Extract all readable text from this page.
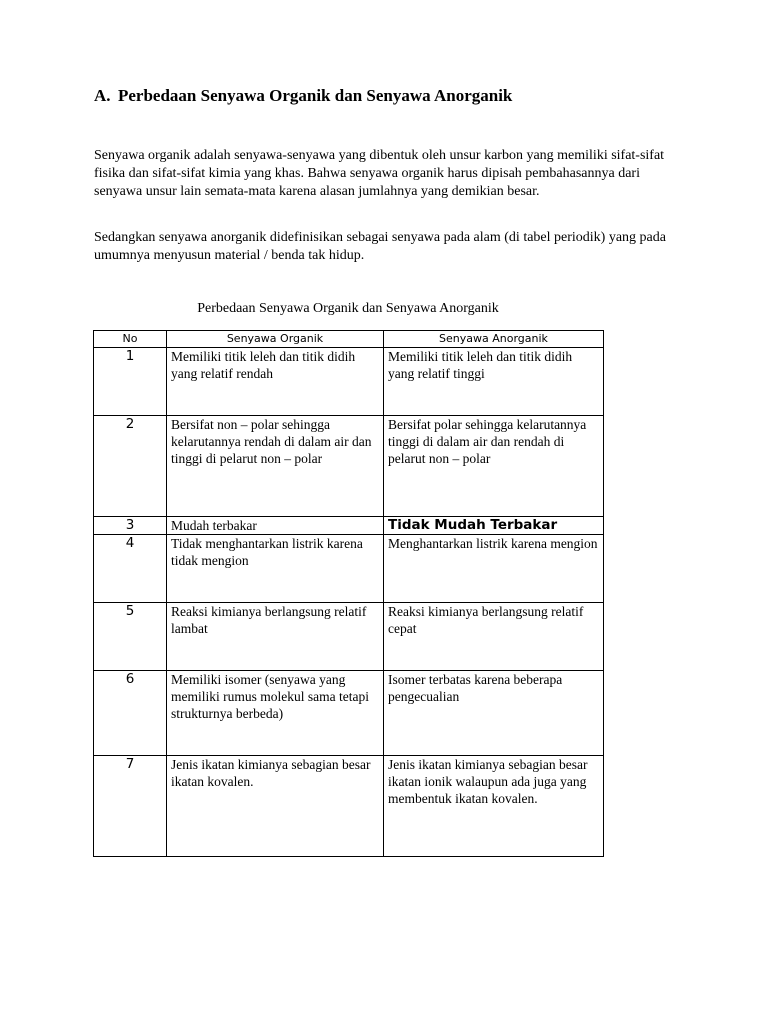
A. Perbedaan Senyawa Organik dan Senyawa Anorganik

Senyawa organik adalah senyawa-senyawa yang dibentuk oleh unsur karbon yang memiliki sifat-sifat fisika dan sifat-sifat kimia yang khas. Bahwa senyawa organik harus dipisah pembahasannya dari senyawa unsur lain semata-mata karena alasan jumlahnya yang demikian besar.

Sedangkan senyawa anorganik didefinisikan sebagai senyawa pada alam (di tabel periodik) yang pada umumnya menyusun material / benda tak hidup.

Perbedaan Senyawa Organik dan Senyawa Anorganik
No	Senyawa Organik	Senyawa Anorganik
1	Memiliki titik leleh dan titik didih yang relatif rendah	Memiliki titik leleh dan titik didih yang relatif tinggi
2	Bersifat non – polar sehingga kelarutannya rendah di dalam air dan tinggi di pelarut non – polar	Bersifat polar sehingga kelarutannya tinggi di dalam air dan rendah di pelarut non – polar
3	Mudah terbakar	Tidak Mudah Terbakar
4	Tidak menghantarkan listrik karena tidak mengion	Menghantarkan listrik karena mengion
5	Reaksi kimianya berlangsung relatif lambat	Reaksi kimianya berlangsung relatif cepat
6	Memiliki isomer (senyawa yang memiliki rumus molekul sama tetapi strukturnya berbeda)	Isomer terbatas karena beberapa pengecualian
7	Jenis ikatan kimianya sebagian besar ikatan kovalen.	Jenis ikatan kimianya sebagian besar ikatan ionik walaupun ada juga yang membentuk ikatan kovalen.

■ **WORK TO COMPLETE**
Copy out every line of the material above exactly, skipping the pictures.

■ **RESPONSE TO THE EXERCISE**
Extract all readable text from this page.
A. Perbedaan Senyawa Organik dan Senyawa Anorganik

Senyawa organik adalah senyawa-senyawa yang dibentuk oleh unsur karbon yang memiliki sifat-sifat fisika dan sifat-sifat kimia yang khas. Bahwa senyawa organik harus dipisah pembahasannya dari senyawa unsur lain semata-mata karena alasan jumlahnya yang demikian besar.

Sedangkan senyawa anorganik didefinisikan sebagai senyawa pada alam (di tabel periodik) yang pada umumnya menyusun material / benda tak hidup.

Perbedaan Senyawa Organik dan Senyawa Anorganik
No	Senyawa Organik	Senyawa Anorganik
1	Memiliki titik leleh dan titik didih yang relatif rendah	Memiliki titik leleh dan titik didih yang relatif tinggi
2	Bersifat non – polar sehingga kelarutannya rendah di dalam air dan tinggi di pelarut non – polar	Bersifat polar sehingga kelarutannya tinggi di dalam air dan rendah di pelarut non – polar
3	Mudah terbakar	Tidak Mudah Terbakar
4	Tidak menghantarkan listrik karena tidak mengion	Menghantarkan listrik karena mengion
5	Reaksi kimianya berlangsung relatif lambat	Reaksi kimianya berlangsung relatif cepat
6	Memiliki isomer (senyawa yang memiliki rumus molekul sama tetapi strukturnya berbeda)	Isomer terbatas karena beberapa pengecualian
7	Jenis ikatan kimianya sebagian besar ikatan kovalen.	Jenis ikatan kimianya sebagian besar ikatan ionik walaupun ada juga yang membentuk ikatan kovalen.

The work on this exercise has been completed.